WHAT IS EXPECTED ->
Collect all lines from the records below that include the word "Contas".

GIVEN INFORMATION ->
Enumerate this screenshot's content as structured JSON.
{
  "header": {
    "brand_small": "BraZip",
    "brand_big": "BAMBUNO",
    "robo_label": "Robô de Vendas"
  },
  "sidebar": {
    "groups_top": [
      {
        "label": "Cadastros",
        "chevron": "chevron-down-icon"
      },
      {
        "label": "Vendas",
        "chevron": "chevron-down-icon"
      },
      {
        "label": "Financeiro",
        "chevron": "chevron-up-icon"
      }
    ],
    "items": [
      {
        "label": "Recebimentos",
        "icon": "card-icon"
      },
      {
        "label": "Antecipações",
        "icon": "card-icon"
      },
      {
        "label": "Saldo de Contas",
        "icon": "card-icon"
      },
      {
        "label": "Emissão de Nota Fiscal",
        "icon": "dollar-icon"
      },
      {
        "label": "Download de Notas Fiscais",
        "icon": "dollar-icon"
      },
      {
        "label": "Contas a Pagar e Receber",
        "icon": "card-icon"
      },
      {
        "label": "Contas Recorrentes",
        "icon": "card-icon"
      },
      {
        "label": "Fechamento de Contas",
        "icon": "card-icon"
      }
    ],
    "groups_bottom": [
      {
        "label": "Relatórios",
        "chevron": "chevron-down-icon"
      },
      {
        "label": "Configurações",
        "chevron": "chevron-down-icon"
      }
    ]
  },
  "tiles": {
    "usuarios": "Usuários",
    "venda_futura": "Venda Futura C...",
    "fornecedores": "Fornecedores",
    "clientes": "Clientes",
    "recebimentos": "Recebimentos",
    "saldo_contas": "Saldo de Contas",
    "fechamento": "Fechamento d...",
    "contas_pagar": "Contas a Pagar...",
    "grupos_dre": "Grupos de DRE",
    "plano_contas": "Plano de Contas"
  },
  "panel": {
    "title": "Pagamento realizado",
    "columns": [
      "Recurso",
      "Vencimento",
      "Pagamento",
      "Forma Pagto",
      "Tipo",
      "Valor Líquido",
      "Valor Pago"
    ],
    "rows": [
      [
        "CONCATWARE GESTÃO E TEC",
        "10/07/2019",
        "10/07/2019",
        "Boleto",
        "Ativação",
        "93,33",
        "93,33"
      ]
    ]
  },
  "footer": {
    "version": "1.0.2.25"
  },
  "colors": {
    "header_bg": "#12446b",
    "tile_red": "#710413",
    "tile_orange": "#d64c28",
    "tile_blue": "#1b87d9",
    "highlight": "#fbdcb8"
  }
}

THE REPLY ->
        "label": "Saldo de Contas",
        "label": "Contas a Pagar e Receber",
        "label": "Contas Recorrentes",
        "label": "Fechamento de Contas",
    "saldo_contas": "Saldo de Contas",
    "contas_pagar": "Contas a Pagar...",
    "plano_contas": "Plano de Contas"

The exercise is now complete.